● GIVEN DATA:
────────
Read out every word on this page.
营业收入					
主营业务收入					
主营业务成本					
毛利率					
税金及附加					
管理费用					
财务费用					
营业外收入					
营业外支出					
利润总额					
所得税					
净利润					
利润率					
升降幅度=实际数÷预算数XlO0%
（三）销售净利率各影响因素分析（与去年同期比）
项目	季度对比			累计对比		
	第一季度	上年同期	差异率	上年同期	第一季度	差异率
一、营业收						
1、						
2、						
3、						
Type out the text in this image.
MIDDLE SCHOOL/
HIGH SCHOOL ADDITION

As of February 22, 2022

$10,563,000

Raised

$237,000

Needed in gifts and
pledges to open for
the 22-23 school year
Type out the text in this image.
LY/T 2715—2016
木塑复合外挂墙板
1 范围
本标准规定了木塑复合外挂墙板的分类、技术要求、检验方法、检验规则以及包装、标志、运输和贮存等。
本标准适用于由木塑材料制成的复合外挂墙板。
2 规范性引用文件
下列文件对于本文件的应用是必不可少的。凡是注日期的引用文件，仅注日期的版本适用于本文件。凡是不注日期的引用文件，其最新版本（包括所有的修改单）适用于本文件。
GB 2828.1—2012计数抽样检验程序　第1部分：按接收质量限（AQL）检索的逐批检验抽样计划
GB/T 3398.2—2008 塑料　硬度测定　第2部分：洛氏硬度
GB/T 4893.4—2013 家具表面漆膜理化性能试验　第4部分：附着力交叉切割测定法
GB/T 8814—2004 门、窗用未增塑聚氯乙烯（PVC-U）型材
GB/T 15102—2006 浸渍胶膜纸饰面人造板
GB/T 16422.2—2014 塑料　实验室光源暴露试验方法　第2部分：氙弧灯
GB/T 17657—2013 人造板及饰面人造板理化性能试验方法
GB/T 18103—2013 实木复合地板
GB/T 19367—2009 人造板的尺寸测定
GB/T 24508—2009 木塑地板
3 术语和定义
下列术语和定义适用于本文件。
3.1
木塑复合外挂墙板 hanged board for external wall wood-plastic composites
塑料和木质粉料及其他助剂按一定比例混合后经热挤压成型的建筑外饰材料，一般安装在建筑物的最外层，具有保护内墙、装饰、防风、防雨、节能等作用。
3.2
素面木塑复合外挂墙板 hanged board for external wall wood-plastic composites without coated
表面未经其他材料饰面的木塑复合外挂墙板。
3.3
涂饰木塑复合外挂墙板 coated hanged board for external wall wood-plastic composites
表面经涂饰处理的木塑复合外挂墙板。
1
────────
● STATED PROBLEM:
Copy down the material exactly as written.

● OUTPUT OF THE TASK:
Read out every word on this page.
营业收入					
主营业务收入					
主营业务成本					
毛利率					
税金及附加					
管理费用					
财务费用					
营业外收入					
营业外支出					
利润总额					
所得税					
净利润					
利润率					
升降幅度=实际数÷预算数XlO0%
（三）销售净利率各影响因素分析（与去年同期比）
项目	季度对比			累计对比		
	第一季度	上年同期	差异率	上年同期	第一季度	差异率
一、营业收						
1、						
2、						
3、						
Type out the text in this image.
MIDDLE SCHOOL/
HIGH SCHOOL ADDITION

As of February 22, 2022

$10,563,000

Raised

$237,000

Needed in gifts and
pledges to open for
the 22-23 school year
Type out the text in this image.
LY/T 2715—2016
木塑复合外挂墙板
1 范围
本标准规定了木塑复合外挂墙板的分类、技术要求、检验方法、检验规则以及包装、标志、运输和贮存等。
本标准适用于由木塑材料制成的复合外挂墙板。
2 规范性引用文件
下列文件对于本文件的应用是必不可少的。凡是注日期的引用文件，仅注日期的版本适用于本文件。凡是不注日期的引用文件，其最新版本（包括所有的修改单）适用于本文件。
GB 2828.1—2012计数抽样检验程序　第1部分：按接收质量限（AQL）检索的逐批检验抽样计划
GB/T 3398.2—2008 塑料　硬度测定　第2部分：洛氏硬度
GB/T 4893.4—2013 家具表面漆膜理化性能试验　第4部分：附着力交叉切割测定法
GB/T 8814—2004 门、窗用未增塑聚氯乙烯（PVC-U）型材
GB/T 15102—2006 浸渍胶膜纸饰面人造板
GB/T 16422.2—2014 塑料　实验室光源暴露试验方法　第2部分：氙弧灯
GB/T 17657—2013 人造板及饰面人造板理化性能试验方法
GB/T 18103—2013 实木复合地板
GB/T 19367—2009 人造板的尺寸测定
GB/T 24508—2009 木塑地板
3 术语和定义
下列术语和定义适用于本文件。
3.1
木塑复合外挂墙板 hanged board for external wall wood-plastic composites
塑料和木质粉料及其他助剂按一定比例混合后经热挤压成型的建筑外饰材料，一般安装在建筑物的最外层，具有保护内墙、装饰、防风、防雨、节能等作用。
3.2
素面木塑复合外挂墙板 hanged board for external wall wood-plastic composites without coated
表面未经其他材料饰面的木塑复合外挂墙板。
3.3
涂饰木塑复合外挂墙板 coated hanged board for external wall wood-plastic composites
表面经涂饰处理的木塑复合外挂墙板。
1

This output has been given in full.